>>>>>

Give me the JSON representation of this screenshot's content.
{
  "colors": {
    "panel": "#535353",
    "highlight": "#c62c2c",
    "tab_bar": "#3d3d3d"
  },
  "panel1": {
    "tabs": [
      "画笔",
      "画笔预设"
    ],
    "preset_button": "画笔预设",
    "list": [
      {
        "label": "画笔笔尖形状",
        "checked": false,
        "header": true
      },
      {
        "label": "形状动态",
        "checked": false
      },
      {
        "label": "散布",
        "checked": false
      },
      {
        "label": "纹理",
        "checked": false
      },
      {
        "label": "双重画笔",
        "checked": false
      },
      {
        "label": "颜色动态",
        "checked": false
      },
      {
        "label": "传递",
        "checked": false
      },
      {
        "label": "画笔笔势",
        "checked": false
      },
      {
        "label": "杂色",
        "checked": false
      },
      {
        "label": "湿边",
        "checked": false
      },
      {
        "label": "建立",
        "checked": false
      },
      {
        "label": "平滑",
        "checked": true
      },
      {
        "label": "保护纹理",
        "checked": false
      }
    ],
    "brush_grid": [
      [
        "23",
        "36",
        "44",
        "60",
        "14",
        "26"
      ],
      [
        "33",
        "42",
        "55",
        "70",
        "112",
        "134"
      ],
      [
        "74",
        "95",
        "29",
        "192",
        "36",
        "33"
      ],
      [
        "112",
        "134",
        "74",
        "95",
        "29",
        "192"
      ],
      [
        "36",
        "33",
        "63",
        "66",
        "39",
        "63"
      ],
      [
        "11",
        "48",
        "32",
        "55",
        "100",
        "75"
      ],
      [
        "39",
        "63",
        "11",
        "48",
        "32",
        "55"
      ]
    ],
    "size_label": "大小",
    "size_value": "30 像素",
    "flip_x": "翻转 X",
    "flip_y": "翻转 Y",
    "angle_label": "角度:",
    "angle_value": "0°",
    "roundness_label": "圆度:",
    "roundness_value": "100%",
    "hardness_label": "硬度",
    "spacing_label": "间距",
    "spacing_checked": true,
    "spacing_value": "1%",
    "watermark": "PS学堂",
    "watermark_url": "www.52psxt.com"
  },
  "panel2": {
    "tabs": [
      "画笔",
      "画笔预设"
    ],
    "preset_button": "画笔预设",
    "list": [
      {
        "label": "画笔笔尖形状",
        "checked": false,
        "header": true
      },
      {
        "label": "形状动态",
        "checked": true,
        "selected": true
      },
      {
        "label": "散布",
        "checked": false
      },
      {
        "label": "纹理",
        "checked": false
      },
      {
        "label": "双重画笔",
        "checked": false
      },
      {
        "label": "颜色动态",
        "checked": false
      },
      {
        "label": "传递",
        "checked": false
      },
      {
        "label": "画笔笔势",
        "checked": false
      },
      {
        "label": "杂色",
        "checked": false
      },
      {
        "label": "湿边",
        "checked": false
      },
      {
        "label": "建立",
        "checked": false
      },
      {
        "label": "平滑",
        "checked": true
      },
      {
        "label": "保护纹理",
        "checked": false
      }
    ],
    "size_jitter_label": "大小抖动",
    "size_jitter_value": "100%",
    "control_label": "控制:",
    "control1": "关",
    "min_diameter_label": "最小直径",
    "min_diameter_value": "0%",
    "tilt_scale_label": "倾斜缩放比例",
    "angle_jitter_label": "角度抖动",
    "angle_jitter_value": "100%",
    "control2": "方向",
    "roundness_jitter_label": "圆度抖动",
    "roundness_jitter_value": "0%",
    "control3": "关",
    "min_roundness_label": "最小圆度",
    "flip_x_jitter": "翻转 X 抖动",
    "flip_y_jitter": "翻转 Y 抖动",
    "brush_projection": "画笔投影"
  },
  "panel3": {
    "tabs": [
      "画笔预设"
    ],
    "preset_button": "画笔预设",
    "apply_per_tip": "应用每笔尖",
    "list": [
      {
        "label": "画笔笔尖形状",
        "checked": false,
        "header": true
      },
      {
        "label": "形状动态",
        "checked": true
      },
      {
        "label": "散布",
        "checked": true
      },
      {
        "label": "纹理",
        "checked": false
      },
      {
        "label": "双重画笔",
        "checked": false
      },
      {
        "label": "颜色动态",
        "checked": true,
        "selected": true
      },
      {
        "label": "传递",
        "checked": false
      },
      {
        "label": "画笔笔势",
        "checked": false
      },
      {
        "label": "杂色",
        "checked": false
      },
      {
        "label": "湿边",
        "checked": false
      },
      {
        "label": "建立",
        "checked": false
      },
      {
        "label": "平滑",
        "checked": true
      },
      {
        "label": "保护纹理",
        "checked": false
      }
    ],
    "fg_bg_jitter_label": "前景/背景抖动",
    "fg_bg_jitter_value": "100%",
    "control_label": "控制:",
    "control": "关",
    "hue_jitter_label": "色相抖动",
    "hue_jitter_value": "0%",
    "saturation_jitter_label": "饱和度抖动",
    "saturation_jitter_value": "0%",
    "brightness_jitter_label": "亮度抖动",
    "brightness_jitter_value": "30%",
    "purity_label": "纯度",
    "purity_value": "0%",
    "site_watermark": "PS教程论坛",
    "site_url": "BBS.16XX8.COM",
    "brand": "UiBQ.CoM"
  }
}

<<<<<

TASK REQUIREMENTS:
Write out all the entries exactly.

CORRECT ANSWER:
Give me the JSON representation of this screenshot's content.
{
  "colors": {
    "panel": "#535353",
    "highlight": "#c62c2c",
    "tab_bar": "#3d3d3d"
  },
  "panel1": {
    "tabs": [
      "画笔",
      "画笔预设"
    ],
    "preset_button": "画笔预设",
    "list": [
      {
        "label": "画笔笔尖形状",
        "checked": false,
        "header": true
      },
      {
        "label": "形状动态",
        "checked": false
      },
      {
        "label": "散布",
        "checked": false
      },
      {
        "label": "纹理",
        "checked": false
      },
      {
        "label": "双重画笔",
        "checked": false
      },
      {
        "label": "颜色动态",
        "checked": false
      },
      {
        "label": "传递",
        "checked": false
      },
      {
        "label": "画笔笔势",
        "checked": false
      },
      {
        "label": "杂色",
        "checked": false
      },
      {
        "label": "湿边",
        "checked": false
      },
      {
        "label": "建立",
        "checked": false
      },
      {
        "label": "平滑",
        "checked": true
      },
      {
        "label": "保护纹理",
        "checked": false
      }
    ],
    "brush_grid": [
      [
        "23",
        "36",
        "44",
        "60",
        "14",
        "26"
      ],
      [
        "33",
        "42",
        "55",
        "70",
        "112",
        "134"
      ],
      [
        "74",
        "95",
        "29",
        "192",
        "36",
        "33"
      ],
      [
        "112",
        "134",
        "74",
        "95",
        "29",
        "192"
      ],
      [
        "36",
        "33",
        "63",
        "66",
        "39",
        "63"
      ],
      [
        "11",
        "48",
        "32",
        "55",
        "100",
        "75"
      ],
      [
        "39",
        "63",
        "11",
        "48",
        "32",
        "55"
      ]
    ],
    "size_label": "大小",
    "size_value": "30 像素",
    "flip_x": "翻转 X",
    "flip_y": "翻转 Y",
    "angle_label": "角度:",
    "angle_value": "0°",
    "roundness_label": "圆度:",
    "roundness_value": "100%",
    "hardness_label": "硬度",
    "spacing_label": "间距",
    "spacing_checked": true,
    "spacing_value": "1%",
    "watermark": "PS学堂",
    "watermark_url": "www.52psxt.com"
  },
  "panel2": {
    "tabs": [
      "画笔",
      "画笔预设"
    ],
    "preset_button": "画笔预设",
    "list": [
      {
        "label": "画笔笔尖形状",
        "checked": false,
        "header": true
      },
      {
        "label": "形状动态",
        "checked": true,
        "selected": true
      },
      {
        "label": "散布",
        "checked": false
      },
      {
        "label": "纹理",
        "checked": false
      },
      {
        "label": "双重画笔",
        "checked": false
      },
      {
        "label": "颜色动态",
        "checked": false
      },
      {
        "label": "传递",
        "checked": false
      },
      {
        "label": "画笔笔势",
        "checked": false
      },
      {
        "label": "杂色",
        "checked": false
      },
      {
        "label": "湿边",
        "checked": false
      },
      {
        "label": "建立",
        "checked": false
      },
      {
        "label": "平滑",
        "checked": true
      },
      {
        "label": "保护纹理",
        "checked": false
      }
    ],
    "size_jitter_label": "大小抖动",
    "size_jitter_value": "100%",
    "control_label": "控制:",
    "control1": "关",
    "min_diameter_label": "最小直径",
    "min_diameter_value": "0%",
    "tilt_scale_label": "倾斜缩放比例",
    "angle_jitter_label": "角度抖动",
    "angle_jitter_value": "100%",
    "control2": "方向",
    "roundness_jitter_label": "圆度抖动",
    "roundness_jitter_value": "0%",
    "control3": "关",
    "min_roundness_label": "最小圆度",
    "flip_x_jitter": "翻转 X 抖动",
    "flip_y_jitter": "翻转 Y 抖动",
    "brush_projection": "画笔投影"
  },
  "panel3": {
    "tabs": [
      "画笔预设"
    ],
    "preset_button": "画笔预设",
    "apply_per_tip": "应用每笔尖",
    "list": [
      {
        "label": "画笔笔尖形状",
        "checked": false,
        "header": true
      },
      {
        "label": "形状动态",
        "checked": true
      },
      {
        "label": "散布",
        "checked": true
      },
      {
        "label": "纹理",
        "checked": false
      },
      {
        "label": "双重画笔",
        "checked": false
      },
      {
        "label": "颜色动态",
        "checked": true,
        "selected": true
      },
      {
        "label": "传递",
        "checked": false
      },
      {
        "label": "画笔笔势",
        "checked": false
      },
      {
        "label": "杂色",
        "checked": false
      },
      {
        "label": "湿边",
        "checked": false
      },
      {
        "label": "建立",
        "checked": false
      },
      {
        "label": "平滑",
        "checked": true
      },
      {
        "label": "保护纹理",
        "checked": false
      }
    ],
    "fg_bg_jitter_label": "前景/背景抖动",
    "fg_bg_jitter_value": "100%",
    "control_label": "控制:",
    "control": "关",
    "hue_jitter_label": "色相抖动",
    "hue_jitter_value": "0%",
    "saturation_jitter_label": "饱和度抖动",
    "saturation_jitter_value": "0%",
    "brightness_jitter_label": "亮度抖动",
    "brightness_jitter_value": "30%",
    "purity_label": "纯度",
    "purity_value": "0%",
    "site_watermark": "PS教程论坛",
    "site_url": "BBS.16XX8.COM",
    "brand": "UiBQ.CoM"
  }
}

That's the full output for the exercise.